--- Information shown ---

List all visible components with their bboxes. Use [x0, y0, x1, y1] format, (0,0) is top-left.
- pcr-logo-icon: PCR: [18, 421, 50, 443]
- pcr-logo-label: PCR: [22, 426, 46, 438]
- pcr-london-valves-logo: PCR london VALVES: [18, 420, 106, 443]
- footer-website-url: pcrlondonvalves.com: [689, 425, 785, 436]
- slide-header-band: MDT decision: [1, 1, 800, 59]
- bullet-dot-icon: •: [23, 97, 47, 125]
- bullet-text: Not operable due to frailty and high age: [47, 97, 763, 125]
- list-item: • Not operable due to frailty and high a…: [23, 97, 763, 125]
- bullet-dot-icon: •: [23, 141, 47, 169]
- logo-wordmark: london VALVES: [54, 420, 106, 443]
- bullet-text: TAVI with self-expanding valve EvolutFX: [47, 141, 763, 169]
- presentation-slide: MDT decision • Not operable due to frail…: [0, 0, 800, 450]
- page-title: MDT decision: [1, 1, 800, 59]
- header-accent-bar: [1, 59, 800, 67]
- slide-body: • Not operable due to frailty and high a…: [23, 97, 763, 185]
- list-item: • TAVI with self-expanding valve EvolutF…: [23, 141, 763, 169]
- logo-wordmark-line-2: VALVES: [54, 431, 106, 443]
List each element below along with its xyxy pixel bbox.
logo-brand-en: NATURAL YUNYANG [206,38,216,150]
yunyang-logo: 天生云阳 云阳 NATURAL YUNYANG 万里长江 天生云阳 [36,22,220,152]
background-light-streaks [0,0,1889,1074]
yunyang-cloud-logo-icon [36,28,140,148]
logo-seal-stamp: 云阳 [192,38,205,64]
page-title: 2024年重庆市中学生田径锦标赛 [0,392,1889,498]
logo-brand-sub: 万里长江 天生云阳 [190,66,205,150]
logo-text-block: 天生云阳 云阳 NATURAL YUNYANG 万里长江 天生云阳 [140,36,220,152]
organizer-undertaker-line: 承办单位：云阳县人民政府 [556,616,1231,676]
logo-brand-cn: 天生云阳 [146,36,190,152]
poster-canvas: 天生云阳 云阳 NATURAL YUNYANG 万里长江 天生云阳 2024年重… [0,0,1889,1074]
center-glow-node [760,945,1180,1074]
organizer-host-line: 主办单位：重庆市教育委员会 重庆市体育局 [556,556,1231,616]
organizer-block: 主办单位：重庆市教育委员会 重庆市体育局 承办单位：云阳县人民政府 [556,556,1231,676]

---

__The task__:
Rewrite the records starting at the beginning and ending at the line that contains "- presentation-slide: MDT", changing "bullet-text" to "bullet-label" and leaving everything else as it is. Give only those lines.

__The response__:
List all visible components with their bboxes. Use [x0, y0, x1, y1] format, (0,0) is top-left.
- pcr-logo-icon: PCR: [18, 421, 50, 443]
- pcr-logo-label: PCR: [22, 426, 46, 438]
- pcr-london-valves-logo: PCR london VALVES: [18, 420, 106, 443]
- footer-website-url: pcrlondonvalves.com: [689, 425, 785, 436]
- slide-header-band: MDT decision: [1, 1, 800, 59]
- bullet-dot-icon: •: [23, 97, 47, 125]
- bullet-label: Not operable due to frailty and high age: [47, 97, 763, 125]
- list-item: • Not operable due to frailty and high a…: [23, 97, 763, 125]
- bullet-dot-icon: •: [23, 141, 47, 169]
- logo-wordmark: london VALVES: [54, 420, 106, 443]
- bullet-label: TAVI with self-expanding valve EvolutFX: [47, 141, 763, 169]
- presentation-slide: MDT decision • Not operable due to frail…: [0, 0, 800, 450]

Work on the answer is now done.